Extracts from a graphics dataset
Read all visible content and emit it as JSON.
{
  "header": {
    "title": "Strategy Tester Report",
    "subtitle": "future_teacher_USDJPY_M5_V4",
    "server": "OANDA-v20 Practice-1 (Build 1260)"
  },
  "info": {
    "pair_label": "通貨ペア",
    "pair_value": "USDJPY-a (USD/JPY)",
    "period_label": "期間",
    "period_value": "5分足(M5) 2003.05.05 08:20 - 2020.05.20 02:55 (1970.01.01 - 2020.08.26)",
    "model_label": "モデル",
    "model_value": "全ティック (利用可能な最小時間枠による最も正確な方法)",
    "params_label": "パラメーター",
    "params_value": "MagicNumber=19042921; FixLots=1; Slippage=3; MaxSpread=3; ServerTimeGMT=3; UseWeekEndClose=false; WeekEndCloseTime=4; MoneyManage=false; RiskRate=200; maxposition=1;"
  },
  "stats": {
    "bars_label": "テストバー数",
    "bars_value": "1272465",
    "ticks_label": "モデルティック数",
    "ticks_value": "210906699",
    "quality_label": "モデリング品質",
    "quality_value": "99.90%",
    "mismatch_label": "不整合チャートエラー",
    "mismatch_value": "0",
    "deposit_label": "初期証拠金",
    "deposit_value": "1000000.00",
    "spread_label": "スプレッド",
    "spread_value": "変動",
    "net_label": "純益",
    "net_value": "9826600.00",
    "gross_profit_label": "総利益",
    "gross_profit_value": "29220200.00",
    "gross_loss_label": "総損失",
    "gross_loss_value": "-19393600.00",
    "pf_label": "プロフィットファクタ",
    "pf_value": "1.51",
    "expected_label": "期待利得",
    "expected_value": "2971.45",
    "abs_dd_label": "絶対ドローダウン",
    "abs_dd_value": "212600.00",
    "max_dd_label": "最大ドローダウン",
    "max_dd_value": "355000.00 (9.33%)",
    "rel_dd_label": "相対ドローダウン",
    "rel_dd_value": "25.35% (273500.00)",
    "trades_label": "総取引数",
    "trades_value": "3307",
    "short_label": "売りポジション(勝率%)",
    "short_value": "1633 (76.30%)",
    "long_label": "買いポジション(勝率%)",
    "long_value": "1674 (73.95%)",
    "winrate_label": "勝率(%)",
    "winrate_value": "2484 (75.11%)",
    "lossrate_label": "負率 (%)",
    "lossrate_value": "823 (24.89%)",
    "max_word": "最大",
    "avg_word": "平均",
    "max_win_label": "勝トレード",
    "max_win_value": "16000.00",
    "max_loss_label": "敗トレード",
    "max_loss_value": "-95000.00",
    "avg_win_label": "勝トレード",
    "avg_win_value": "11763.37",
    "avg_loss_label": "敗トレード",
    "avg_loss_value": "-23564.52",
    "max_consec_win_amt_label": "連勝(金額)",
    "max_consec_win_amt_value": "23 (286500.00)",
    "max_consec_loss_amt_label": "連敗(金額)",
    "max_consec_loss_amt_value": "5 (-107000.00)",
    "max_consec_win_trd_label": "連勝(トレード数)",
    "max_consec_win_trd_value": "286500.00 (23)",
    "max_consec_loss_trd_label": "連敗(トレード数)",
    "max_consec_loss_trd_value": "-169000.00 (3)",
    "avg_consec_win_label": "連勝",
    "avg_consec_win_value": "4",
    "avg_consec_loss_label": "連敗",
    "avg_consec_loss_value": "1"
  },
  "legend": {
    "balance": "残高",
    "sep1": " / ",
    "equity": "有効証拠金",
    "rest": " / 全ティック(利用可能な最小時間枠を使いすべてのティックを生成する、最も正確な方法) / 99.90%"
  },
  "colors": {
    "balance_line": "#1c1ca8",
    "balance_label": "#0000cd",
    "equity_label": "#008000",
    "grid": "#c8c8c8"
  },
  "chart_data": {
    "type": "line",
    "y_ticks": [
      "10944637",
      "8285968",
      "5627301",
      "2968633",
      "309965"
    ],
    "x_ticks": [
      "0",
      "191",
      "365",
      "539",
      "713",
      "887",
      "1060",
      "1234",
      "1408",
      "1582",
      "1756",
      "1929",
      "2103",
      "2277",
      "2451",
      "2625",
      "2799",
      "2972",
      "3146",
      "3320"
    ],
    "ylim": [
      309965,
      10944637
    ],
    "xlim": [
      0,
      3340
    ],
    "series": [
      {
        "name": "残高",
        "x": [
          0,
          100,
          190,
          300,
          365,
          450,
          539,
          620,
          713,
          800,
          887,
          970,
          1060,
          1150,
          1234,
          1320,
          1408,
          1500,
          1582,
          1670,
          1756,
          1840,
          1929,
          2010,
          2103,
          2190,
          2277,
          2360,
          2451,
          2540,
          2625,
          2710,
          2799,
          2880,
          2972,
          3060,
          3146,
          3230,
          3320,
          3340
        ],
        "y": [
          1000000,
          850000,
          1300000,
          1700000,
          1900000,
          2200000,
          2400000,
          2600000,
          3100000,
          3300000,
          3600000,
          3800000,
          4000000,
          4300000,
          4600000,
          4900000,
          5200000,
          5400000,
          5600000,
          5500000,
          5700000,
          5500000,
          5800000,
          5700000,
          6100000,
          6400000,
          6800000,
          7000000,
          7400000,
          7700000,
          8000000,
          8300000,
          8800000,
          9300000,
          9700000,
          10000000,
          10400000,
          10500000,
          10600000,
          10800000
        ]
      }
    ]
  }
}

Task to complete:
Search the entries for the word "敗トレード", then list each line that holds it.

Correct output:
    "max_loss_label": "敗トレード",
    "avg_loss_label": "敗トレード",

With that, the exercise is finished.